> **Input for this task**:
┌──

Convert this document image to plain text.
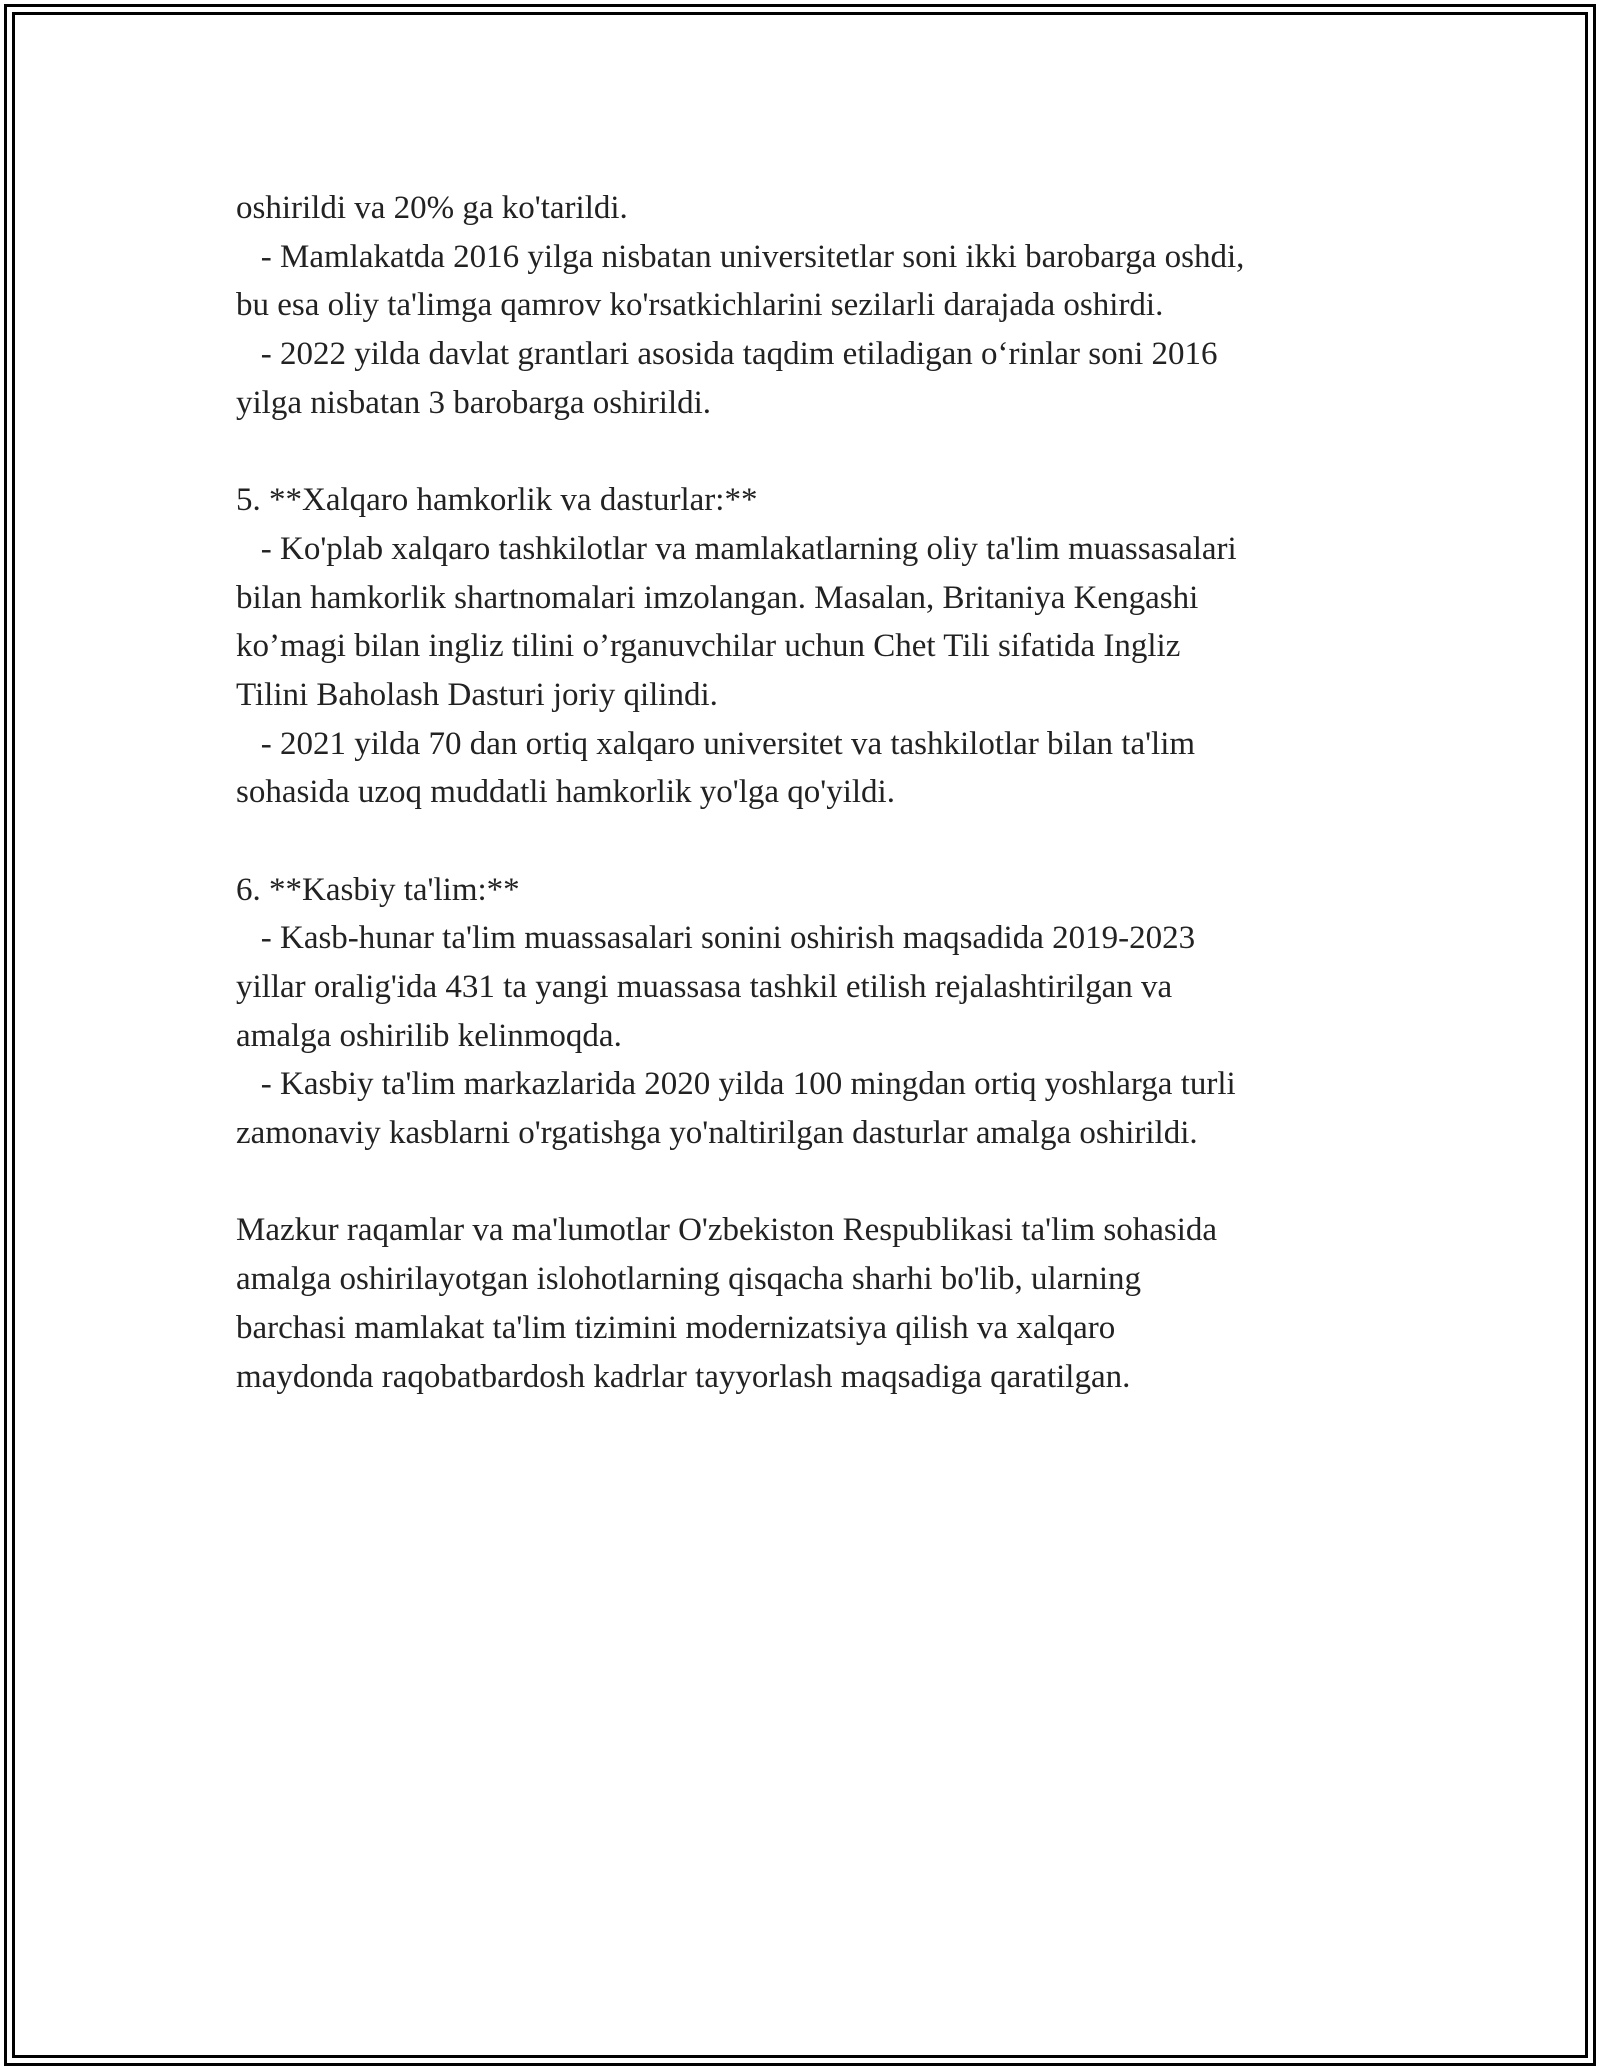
oshirildi va 20% ga ko'tarildi.
- Mamlakatda 2016 yilga nisbatan universitetlar soni ikki barobarga oshdi,
bu esa oliy ta'limga qamrov ko'rsatkichlarini sezilarli darajada oshirdi.
- 2022 yilda davlat grantlari asosida taqdim etiladigan o‘rinlar soni 2016
yilga nisbatan 3 barobarga oshirildi.
5. **Xalqaro hamkorlik va dasturlar:**
- Ko'plab xalqaro tashkilotlar va mamlakatlarning oliy ta'lim muassasalari
bilan hamkorlik shartnomalari imzolangan. Masalan, Britaniya Kengashi
ko’magi bilan ingliz tilini o’rganuvchilar uchun Chet Tili sifatida Ingliz
Tilini Baholash Dasturi joriy qilindi.
- 2021 yilda 70 dan ortiq xalqaro universitet va tashkilotlar bilan ta'lim
sohasida uzoq muddatli hamkorlik yo'lga qo'yildi.
6. **Kasbiy ta'lim:**
- Kasb-hunar ta'lim muassasalari sonini oshirish maqsadida 2019-2023
yillar oralig'ida 431 ta yangi muassasa tashkil etilish rejalashtirilgan va
amalga oshirilib kelinmoqda.
- Kasbiy ta'lim markazlarida 2020 yilda 100 mingdan ortiq yoshlarga turli
zamonaviy kasblarni o'rgatishga yo'naltirilgan dasturlar amalga oshirildi.
Mazkur raqamlar va ma'lumotlar O'zbekiston Respublikasi ta'lim sohasida
amalga oshirilayotgan islohotlarning qisqacha sharhi bo'lib, ularning
barchasi mamlakat ta'lim tizimini modernizatsiya qilish va xalqaro
maydonda raqobatbardosh kadrlar tayyorlash maqsadiga qaratilgan.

└──

> **What needs to be done**:
Without the pictures, output the full listing exactly as it stands.

> **Finished task**:
Convert this document image to plain text.
oshirildi va 20% ga ko'tarildi.
- Mamlakatda 2016 yilga nisbatan universitetlar soni ikki barobarga oshdi,
bu esa oliy ta'limga qamrov ko'rsatkichlarini sezilarli darajada oshirdi.
- 2022 yilda davlat grantlari asosida taqdim etiladigan o‘rinlar soni 2016
yilga nisbatan 3 barobarga oshirildi.
5. **Xalqaro hamkorlik va dasturlar:**
- Ko'plab xalqaro tashkilotlar va mamlakatlarning oliy ta'lim muassasalari
bilan hamkorlik shartnomalari imzolangan. Masalan, Britaniya Kengashi
ko’magi bilan ingliz tilini o’rganuvchilar uchun Chet Tili sifatida Ingliz
Tilini Baholash Dasturi joriy qilindi.
- 2021 yilda 70 dan ortiq xalqaro universitet va tashkilotlar bilan ta'lim
sohasida uzoq muddatli hamkorlik yo'lga qo'yildi.
6. **Kasbiy ta'lim:**
- Kasb-hunar ta'lim muassasalari sonini oshirish maqsadida 2019-2023
yillar oralig'ida 431 ta yangi muassasa tashkil etilish rejalashtirilgan va
amalga oshirilib kelinmoqda.
- Kasbiy ta'lim markazlarida 2020 yilda 100 mingdan ortiq yoshlarga turli
zamonaviy kasblarni o'rgatishga yo'naltirilgan dasturlar amalga oshirildi.
Mazkur raqamlar va ma'lumotlar O'zbekiston Respublikasi ta'lim sohasida
amalga oshirilayotgan islohotlarning qisqacha sharhi bo'lib, ularning
barchasi mamlakat ta'lim tizimini modernizatsiya qilish va xalqaro
maydonda raqobatbardosh kadrlar tayyorlash maqsadiga qaratilgan.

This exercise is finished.